What the task asks:
State how many lines in these records contain the word "janv", and nothing else.

Records for this task:

● ● ● ● ● ● ●

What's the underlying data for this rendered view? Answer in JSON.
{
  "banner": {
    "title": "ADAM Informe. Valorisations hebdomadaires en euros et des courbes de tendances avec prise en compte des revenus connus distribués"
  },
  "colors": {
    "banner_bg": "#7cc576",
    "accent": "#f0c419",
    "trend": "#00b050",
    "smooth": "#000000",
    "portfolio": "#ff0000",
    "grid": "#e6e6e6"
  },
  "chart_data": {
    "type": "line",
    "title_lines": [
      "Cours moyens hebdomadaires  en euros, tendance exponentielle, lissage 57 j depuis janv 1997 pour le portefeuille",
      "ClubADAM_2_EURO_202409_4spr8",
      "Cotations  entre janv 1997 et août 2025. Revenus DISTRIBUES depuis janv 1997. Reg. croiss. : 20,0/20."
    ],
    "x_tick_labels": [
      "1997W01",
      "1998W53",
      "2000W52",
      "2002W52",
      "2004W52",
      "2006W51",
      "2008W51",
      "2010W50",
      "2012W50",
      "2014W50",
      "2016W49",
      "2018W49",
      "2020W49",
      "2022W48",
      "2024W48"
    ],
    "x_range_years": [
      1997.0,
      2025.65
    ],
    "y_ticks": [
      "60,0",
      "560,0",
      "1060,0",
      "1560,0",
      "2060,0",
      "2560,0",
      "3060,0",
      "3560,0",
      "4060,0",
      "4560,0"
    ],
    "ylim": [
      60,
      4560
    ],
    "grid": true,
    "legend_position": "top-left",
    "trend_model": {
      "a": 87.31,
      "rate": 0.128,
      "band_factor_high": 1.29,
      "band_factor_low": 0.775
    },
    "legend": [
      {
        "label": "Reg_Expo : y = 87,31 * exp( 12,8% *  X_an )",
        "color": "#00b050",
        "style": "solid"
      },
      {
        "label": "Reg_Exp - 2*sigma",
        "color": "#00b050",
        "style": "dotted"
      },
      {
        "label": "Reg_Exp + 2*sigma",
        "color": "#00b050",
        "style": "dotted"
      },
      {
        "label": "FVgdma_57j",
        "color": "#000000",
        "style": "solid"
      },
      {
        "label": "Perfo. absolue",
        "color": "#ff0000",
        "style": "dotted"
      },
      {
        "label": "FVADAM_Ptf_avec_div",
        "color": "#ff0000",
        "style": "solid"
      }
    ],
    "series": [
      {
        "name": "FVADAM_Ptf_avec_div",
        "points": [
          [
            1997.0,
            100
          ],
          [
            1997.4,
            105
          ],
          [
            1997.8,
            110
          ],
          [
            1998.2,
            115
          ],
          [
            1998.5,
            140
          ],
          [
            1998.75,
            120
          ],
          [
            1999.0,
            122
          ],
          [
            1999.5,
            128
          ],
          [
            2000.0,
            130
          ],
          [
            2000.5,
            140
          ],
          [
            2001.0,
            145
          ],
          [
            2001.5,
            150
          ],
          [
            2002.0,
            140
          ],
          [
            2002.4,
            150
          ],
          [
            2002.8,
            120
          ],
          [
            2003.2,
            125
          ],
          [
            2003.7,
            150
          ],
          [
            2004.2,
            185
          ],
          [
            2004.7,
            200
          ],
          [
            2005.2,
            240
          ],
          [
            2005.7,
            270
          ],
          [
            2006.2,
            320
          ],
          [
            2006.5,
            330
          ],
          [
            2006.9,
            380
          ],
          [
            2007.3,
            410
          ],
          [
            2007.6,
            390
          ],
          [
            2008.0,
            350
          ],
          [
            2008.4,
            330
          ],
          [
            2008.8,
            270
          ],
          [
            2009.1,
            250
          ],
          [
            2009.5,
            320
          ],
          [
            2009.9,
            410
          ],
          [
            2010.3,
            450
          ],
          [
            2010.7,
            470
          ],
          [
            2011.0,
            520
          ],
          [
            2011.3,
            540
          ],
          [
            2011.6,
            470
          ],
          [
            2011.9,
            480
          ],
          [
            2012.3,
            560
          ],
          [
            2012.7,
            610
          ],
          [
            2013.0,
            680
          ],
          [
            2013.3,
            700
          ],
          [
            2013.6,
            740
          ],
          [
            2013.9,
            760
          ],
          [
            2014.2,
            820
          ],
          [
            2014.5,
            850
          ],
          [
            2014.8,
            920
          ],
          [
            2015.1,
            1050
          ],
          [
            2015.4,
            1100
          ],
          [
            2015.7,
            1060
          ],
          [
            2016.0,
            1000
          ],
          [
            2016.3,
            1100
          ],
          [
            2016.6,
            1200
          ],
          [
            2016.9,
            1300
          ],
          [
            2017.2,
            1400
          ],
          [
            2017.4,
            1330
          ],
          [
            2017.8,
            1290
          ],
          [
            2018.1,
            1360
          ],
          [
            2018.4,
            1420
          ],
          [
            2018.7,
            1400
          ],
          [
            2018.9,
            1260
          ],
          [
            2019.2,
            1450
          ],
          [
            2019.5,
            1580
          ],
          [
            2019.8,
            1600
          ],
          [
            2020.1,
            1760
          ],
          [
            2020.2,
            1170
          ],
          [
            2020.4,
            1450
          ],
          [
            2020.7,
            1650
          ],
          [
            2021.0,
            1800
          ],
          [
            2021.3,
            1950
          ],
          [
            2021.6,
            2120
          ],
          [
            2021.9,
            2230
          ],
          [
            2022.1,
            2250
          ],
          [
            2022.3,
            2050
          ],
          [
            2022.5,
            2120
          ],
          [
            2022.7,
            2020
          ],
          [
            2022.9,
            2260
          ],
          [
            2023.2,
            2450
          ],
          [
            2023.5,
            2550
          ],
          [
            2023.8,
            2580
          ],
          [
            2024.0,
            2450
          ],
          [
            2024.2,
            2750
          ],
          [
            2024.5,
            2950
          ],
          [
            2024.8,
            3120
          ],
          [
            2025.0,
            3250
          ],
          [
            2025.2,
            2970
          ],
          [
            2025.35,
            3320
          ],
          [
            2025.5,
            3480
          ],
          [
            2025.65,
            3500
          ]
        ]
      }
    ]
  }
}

● ● ● ● ● ● ●

Answer for the task:
2